Given request :: Return the number of lines in which the word "text" appears; add nothing else.

══════

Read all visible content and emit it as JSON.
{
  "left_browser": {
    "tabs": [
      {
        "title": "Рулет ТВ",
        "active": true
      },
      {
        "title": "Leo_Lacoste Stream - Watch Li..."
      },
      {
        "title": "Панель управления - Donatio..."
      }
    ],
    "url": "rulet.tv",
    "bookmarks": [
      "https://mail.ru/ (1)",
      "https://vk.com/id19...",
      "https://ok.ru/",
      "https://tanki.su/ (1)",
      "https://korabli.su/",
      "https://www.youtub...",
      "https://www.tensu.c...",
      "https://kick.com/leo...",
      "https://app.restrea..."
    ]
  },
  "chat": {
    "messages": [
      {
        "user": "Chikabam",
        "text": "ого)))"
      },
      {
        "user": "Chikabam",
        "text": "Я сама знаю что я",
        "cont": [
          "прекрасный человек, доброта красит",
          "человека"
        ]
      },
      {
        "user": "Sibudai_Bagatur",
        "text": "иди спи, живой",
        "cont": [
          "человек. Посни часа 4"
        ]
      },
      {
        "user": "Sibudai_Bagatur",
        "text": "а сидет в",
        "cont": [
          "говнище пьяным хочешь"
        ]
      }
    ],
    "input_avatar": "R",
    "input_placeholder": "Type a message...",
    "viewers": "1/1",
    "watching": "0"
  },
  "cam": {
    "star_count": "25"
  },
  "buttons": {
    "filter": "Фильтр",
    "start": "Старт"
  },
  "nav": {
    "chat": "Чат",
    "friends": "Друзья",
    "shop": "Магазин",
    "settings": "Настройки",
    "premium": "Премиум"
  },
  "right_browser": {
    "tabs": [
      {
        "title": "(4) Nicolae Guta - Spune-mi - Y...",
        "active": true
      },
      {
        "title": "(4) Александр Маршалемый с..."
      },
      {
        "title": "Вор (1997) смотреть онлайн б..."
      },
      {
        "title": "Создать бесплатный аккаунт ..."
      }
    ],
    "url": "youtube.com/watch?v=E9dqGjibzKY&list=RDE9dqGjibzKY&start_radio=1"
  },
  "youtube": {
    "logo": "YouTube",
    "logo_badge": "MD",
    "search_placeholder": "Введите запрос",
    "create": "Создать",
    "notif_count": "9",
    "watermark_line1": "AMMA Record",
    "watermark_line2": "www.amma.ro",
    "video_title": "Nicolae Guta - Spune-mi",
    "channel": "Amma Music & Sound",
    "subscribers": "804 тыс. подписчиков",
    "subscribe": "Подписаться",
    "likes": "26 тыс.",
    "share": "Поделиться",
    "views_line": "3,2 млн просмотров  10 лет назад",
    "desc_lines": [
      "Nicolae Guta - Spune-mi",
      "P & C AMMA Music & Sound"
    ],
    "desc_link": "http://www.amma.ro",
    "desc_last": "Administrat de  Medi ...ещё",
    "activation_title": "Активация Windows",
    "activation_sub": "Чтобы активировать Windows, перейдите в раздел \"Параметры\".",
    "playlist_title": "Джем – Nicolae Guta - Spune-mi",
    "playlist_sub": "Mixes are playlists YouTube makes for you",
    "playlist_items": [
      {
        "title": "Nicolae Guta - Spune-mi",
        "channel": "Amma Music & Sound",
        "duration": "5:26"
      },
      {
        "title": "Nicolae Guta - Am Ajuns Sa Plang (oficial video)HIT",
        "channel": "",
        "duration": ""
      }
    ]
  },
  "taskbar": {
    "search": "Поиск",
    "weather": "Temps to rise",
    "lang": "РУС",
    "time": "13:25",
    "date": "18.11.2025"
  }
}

══════

Reply :: 4